Set exercise: Please give the listing again in its entirety, exactly as written.

(Dataset entries)
————————

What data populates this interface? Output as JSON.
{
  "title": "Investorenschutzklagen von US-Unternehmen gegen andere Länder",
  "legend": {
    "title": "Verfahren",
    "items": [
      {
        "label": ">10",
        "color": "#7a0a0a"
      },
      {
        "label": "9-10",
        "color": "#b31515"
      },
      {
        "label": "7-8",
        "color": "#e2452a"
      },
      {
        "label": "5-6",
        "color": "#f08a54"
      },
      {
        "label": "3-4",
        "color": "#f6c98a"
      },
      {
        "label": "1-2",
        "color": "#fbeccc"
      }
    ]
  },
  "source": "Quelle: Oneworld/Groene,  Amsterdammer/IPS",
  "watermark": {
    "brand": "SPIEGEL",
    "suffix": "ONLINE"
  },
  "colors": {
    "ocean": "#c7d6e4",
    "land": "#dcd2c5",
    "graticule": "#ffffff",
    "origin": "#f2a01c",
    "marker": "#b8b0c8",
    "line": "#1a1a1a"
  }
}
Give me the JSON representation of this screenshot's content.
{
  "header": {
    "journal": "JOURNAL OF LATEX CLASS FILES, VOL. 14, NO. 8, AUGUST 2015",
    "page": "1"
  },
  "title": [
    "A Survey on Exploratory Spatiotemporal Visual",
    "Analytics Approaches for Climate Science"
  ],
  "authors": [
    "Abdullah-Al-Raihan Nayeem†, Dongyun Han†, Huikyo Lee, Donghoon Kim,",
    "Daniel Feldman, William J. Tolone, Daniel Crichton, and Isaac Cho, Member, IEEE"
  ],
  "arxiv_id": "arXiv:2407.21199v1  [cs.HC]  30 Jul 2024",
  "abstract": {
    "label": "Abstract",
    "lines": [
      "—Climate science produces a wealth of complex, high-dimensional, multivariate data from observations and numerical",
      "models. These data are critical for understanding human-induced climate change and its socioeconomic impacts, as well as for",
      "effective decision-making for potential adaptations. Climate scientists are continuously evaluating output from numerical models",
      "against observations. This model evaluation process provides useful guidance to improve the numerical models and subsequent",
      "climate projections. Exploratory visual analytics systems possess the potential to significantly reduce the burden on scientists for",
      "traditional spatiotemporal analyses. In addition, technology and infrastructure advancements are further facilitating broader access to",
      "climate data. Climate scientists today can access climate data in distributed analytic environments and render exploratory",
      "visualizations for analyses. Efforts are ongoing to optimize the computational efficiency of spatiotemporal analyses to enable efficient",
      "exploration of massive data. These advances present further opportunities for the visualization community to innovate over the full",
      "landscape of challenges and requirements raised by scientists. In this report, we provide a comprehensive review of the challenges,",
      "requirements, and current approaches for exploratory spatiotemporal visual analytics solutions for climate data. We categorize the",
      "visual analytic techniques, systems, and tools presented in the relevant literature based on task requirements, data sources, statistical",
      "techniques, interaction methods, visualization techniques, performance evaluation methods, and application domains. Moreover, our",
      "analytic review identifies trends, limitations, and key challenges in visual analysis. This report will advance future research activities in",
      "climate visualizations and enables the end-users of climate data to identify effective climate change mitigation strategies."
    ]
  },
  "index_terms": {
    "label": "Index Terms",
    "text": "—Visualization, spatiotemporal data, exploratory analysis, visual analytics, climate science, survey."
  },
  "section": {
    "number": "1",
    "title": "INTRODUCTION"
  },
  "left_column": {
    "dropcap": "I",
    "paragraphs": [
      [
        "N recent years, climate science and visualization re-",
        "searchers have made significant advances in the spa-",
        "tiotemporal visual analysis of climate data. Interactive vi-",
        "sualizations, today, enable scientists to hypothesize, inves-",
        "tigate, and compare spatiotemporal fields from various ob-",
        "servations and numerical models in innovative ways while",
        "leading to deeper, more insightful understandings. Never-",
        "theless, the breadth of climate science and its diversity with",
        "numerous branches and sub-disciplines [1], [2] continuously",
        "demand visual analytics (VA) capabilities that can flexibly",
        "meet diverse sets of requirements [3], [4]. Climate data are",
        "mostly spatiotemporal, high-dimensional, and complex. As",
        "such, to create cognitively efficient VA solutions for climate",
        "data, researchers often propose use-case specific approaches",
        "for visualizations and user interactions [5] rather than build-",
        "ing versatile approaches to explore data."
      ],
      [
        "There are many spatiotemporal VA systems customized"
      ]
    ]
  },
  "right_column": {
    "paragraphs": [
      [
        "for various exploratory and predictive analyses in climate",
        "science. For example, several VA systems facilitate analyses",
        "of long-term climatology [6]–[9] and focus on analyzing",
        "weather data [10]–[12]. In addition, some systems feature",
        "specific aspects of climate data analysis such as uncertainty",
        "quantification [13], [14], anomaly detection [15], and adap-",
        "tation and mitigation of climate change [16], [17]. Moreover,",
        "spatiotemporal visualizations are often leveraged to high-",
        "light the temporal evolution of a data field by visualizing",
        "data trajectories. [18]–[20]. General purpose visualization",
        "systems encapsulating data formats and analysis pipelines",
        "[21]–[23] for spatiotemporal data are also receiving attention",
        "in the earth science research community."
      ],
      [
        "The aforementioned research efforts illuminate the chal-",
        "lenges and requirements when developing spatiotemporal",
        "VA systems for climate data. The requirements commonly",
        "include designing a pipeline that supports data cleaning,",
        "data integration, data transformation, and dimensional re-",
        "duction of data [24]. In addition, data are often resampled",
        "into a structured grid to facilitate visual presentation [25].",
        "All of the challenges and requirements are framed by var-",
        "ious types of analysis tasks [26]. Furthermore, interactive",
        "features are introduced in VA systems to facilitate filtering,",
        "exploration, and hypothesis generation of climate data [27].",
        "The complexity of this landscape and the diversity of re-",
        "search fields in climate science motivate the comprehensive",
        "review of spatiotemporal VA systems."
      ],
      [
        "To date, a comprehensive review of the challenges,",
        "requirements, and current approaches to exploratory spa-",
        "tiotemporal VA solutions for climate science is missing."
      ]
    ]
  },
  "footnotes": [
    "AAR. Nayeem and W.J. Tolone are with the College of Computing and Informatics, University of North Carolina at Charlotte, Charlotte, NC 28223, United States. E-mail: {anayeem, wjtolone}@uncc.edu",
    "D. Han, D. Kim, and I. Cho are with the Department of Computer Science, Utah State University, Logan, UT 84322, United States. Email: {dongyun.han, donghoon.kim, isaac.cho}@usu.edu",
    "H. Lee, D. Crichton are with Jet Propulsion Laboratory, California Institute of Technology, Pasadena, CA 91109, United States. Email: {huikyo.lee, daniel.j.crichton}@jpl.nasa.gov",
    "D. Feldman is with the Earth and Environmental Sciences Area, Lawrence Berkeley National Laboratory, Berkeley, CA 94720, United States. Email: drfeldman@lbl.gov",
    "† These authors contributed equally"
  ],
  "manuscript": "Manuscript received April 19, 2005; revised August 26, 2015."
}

————————

Response to this task:
What data populates this interface? Output as JSON.
{
  "title": "Investorenschutzklagen von US-Unternehmen gegen andere Länder",
  "legend": {
    "title": "Verfahren",
    "items": [
      {
        "label": ">10",
        "color": "#7a0a0a"
      },
      {
        "label": "9-10",
        "color": "#b31515"
      },
      {
        "label": "7-8",
        "color": "#e2452a"
      },
      {
        "label": "5-6",
        "color": "#f08a54"
      },
      {
        "label": "3-4",
        "color": "#f6c98a"
      },
      {
        "label": "1-2",
        "color": "#fbeccc"
      }
    ]
  },
  "source": "Quelle: Oneworld/Groene,  Amsterdammer/IPS",
  "watermark": {
    "brand": "SPIEGEL",
    "suffix": "ONLINE"
  },
  "colors": {
    "ocean": "#c7d6e4",
    "land": "#dcd2c5",
    "graticule": "#ffffff",
    "origin": "#f2a01c",
    "marker": "#b8b0c8",
    "line": "#1a1a1a"
  }
}
Give me the JSON representation of this screenshot's content.
{
  "header": {
    "journal": "JOURNAL OF LATEX CLASS FILES, VOL. 14, NO. 8, AUGUST 2015",
    "page": "1"
  },
  "title": [
    "A Survey on Exploratory Spatiotemporal Visual",
    "Analytics Approaches for Climate Science"
  ],
  "authors": [
    "Abdullah-Al-Raihan Nayeem†, Dongyun Han†, Huikyo Lee, Donghoon Kim,",
    "Daniel Feldman, William J. Tolone, Daniel Crichton, and Isaac Cho, Member, IEEE"
  ],
  "arxiv_id": "arXiv:2407.21199v1  [cs.HC]  30 Jul 2024",
  "abstract": {
    "label": "Abstract",
    "lines": [
      "—Climate science produces a wealth of complex, high-dimensional, multivariate data from observations and numerical",
      "models. These data are critical for understanding human-induced climate change and its socioeconomic impacts, as well as for",
      "effective decision-making for potential adaptations. Climate scientists are continuously evaluating output from numerical models",
      "against observations. This model evaluation process provides useful guidance to improve the numerical models and subsequent",
      "climate projections. Exploratory visual analytics systems possess the potential to significantly reduce the burden on scientists for",
      "traditional spatiotemporal analyses. In addition, technology and infrastructure advancements are further facilitating broader access to",
      "climate data. Climate scientists today can access climate data in distributed analytic environments and render exploratory",
      "visualizations for analyses. Efforts are ongoing to optimize the computational efficiency of spatiotemporal analyses to enable efficient",
      "exploration of massive data. These advances present further opportunities for the visualization community to innovate over the full",
      "landscape of challenges and requirements raised by scientists. In this report, we provide a comprehensive review of the challenges,",
      "requirements, and current approaches for exploratory spatiotemporal visual analytics solutions for climate data. We categorize the",
      "visual analytic techniques, systems, and tools presented in the relevant literature based on task requirements, data sources, statistical",
      "techniques, interaction methods, visualization techniques, performance evaluation methods, and application domains. Moreover, our",
      "analytic review identifies trends, limitations, and key challenges in visual analysis. This report will advance future research activities in",
      "climate visualizations and enables the end-users of climate data to identify effective climate change mitigation strategies."
    ]
  },
  "index_terms": {
    "label": "Index Terms",
    "text": "—Visualization, spatiotemporal data, exploratory analysis, visual analytics, climate science, survey."
  },
  "section": {
    "number": "1",
    "title": "INTRODUCTION"
  },
  "left_column": {
    "dropcap": "I",
    "paragraphs": [
      [
        "N recent years, climate science and visualization re-",
        "searchers have made significant advances in the spa-",
        "tiotemporal visual analysis of climate data. Interactive vi-",
        "sualizations, today, enable scientists to hypothesize, inves-",
        "tigate, and compare spatiotemporal fields from various ob-",
        "servations and numerical models in innovative ways while",
        "leading to deeper, more insightful understandings. Never-",
        "theless, the breadth of climate science and its diversity with",
        "numerous branches and sub-disciplines [1], [2] continuously",
        "demand visual analytics (VA) capabilities that can flexibly",
        "meet diverse sets of requirements [3], [4]. Climate data are",
        "mostly spatiotemporal, high-dimensional, and complex. As",
        "such, to create cognitively efficient VA solutions for climate",
        "data, researchers often propose use-case specific approaches",
        "for visualizations and user interactions [5] rather than build-",
        "ing versatile approaches to explore data."
      ],
      [
        "There are many spatiotemporal VA systems customized"
      ]
    ]
  },
  "right_column": {
    "paragraphs": [
      [
        "for various exploratory and predictive analyses in climate",
        "science. For example, several VA systems facilitate analyses",
        "of long-term climatology [6]–[9] and focus on analyzing",
        "weather data [10]–[12]. In addition, some systems feature",
        "specific aspects of climate data analysis such as uncertainty",
        "quantification [13], [14], anomaly detection [15], and adap-",
        "tation and mitigation of climate change [16], [17]. Moreover,",
        "spatiotemporal visualizations are often leveraged to high-",
        "light the temporal evolution of a data field by visualizing",
        "data trajectories. [18]–[20]. General purpose visualization",
        "systems encapsulating data formats and analysis pipelines",
        "[21]–[23] for spatiotemporal data are also receiving attention",
        "in the earth science research community."
      ],
      [
        "The aforementioned research efforts illuminate the chal-",
        "lenges and requirements when developing spatiotemporal",
        "VA systems for climate data. The requirements commonly",
        "include designing a pipeline that supports data cleaning,",
        "data integration, data transformation, and dimensional re-",
        "duction of data [24]. In addition, data are often resampled",
        "into a structured grid to facilitate visual presentation [25].",
        "All of the challenges and requirements are framed by var-",
        "ious types of analysis tasks [26]. Furthermore, interactive",
        "features are introduced in VA systems to facilitate filtering,",
        "exploration, and hypothesis generation of climate data [27].",
        "The complexity of this landscape and the diversity of re-",
        "search fields in climate science motivate the comprehensive",
        "review of spatiotemporal VA systems."
      ],
      [
        "To date, a comprehensive review of the challenges,",
        "requirements, and current approaches to exploratory spa-",
        "tiotemporal VA solutions for climate science is missing."
      ]
    ]
  },
  "footnotes": [
    "AAR. Nayeem and W.J. Tolone are with the College of Computing and Informatics, University of North Carolina at Charlotte, Charlotte, NC 28223, United States. E-mail: {anayeem, wjtolone}@uncc.edu",
    "D. Han, D. Kim, and I. Cho are with the Department of Computer Science, Utah State University, Logan, UT 84322, United States. Email: {dongyun.han, donghoon.kim, isaac.cho}@usu.edu",
    "H. Lee, D. Crichton are with Jet Propulsion Laboratory, California Institute of Technology, Pasadena, CA 91109, United States. Email: {huikyo.lee, daniel.j.crichton}@jpl.nasa.gov",
    "D. Feldman is with the Earth and Environmental Sciences Area, Lawrence Berkeley National Laboratory, Berkeley, CA 94720, United States. Email: drfeldman@lbl.gov",
    "† These authors contributed equally"
  ],
  "manuscript": "Manuscript received April 19, 2005; revised August 26, 2015."
}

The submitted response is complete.